• TASK DATA:
•••••

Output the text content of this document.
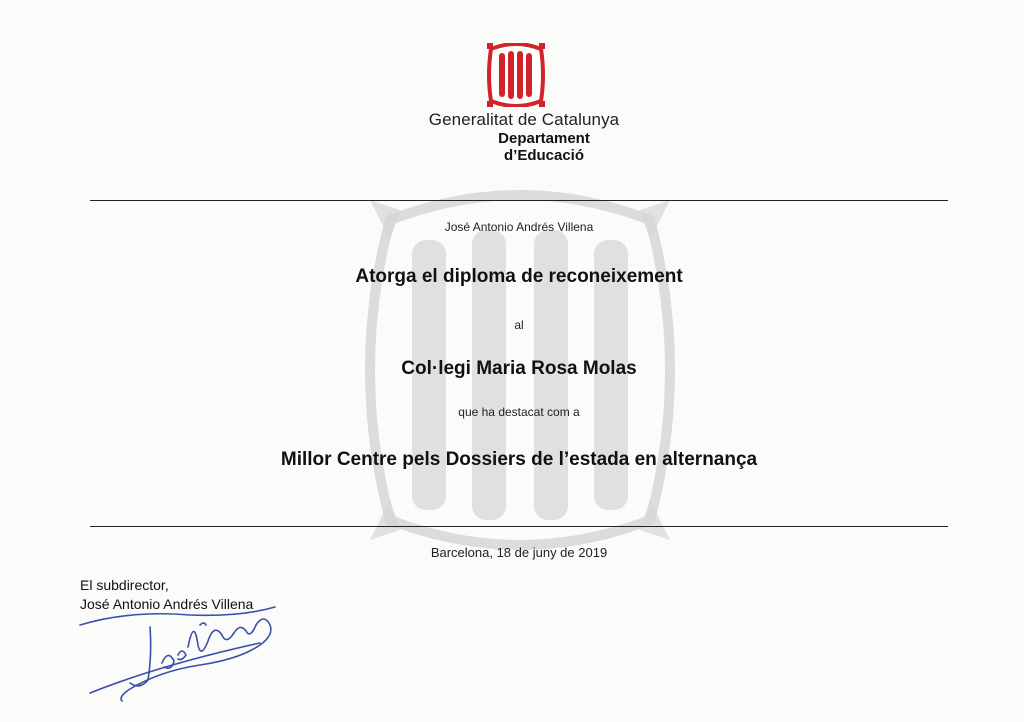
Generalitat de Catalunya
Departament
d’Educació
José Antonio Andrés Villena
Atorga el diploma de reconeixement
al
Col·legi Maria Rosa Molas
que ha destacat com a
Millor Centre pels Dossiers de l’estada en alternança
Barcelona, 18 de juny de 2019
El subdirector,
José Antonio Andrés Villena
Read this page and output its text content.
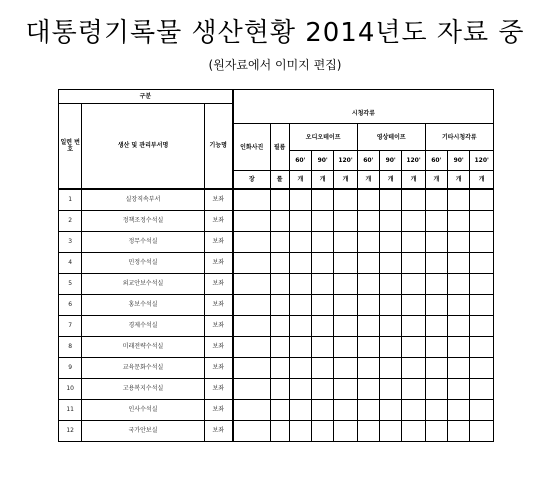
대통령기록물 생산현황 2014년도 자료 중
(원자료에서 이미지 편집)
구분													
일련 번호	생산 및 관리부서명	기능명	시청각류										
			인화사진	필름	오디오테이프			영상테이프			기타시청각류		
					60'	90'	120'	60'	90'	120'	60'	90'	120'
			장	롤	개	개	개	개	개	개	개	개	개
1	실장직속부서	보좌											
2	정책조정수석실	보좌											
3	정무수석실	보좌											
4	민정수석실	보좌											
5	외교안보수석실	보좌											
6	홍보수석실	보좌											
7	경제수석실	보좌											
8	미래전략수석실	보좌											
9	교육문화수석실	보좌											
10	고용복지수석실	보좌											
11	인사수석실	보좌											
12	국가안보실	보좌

•••••

• PROBLEM TO WORK ON:
Take the line containing "Read this page and output its text content." as the first line and the last line of the data above as the final one, and output exactly the lines between them, inclusive, with no pictures.

• TASK OUTPUT:
Read this page and output its text content.
대통령기록물 생산현황 2014년도 자료 중
(원자료에서 이미지 편집)
구분													
일련 번호	생산 및 관리부서명	기능명	시청각류										
			인화사진	필름	오디오테이프			영상테이프			기타시청각류		
					60'	90'	120'	60'	90'	120'	60'	90'	120'
			장	롤	개	개	개	개	개	개	개	개	개
1	실장직속부서	보좌											
2	정책조정수석실	보좌											
3	정무수석실	보좌											
4	민정수석실	보좌											
5	외교안보수석실	보좌											
6	홍보수석실	보좌											
7	경제수석실	보좌											
8	미래전략수석실	보좌											
9	교육문화수석실	보좌											
10	고용복지수석실	보좌											
11	인사수석실	보좌											
12	국가안보실	보좌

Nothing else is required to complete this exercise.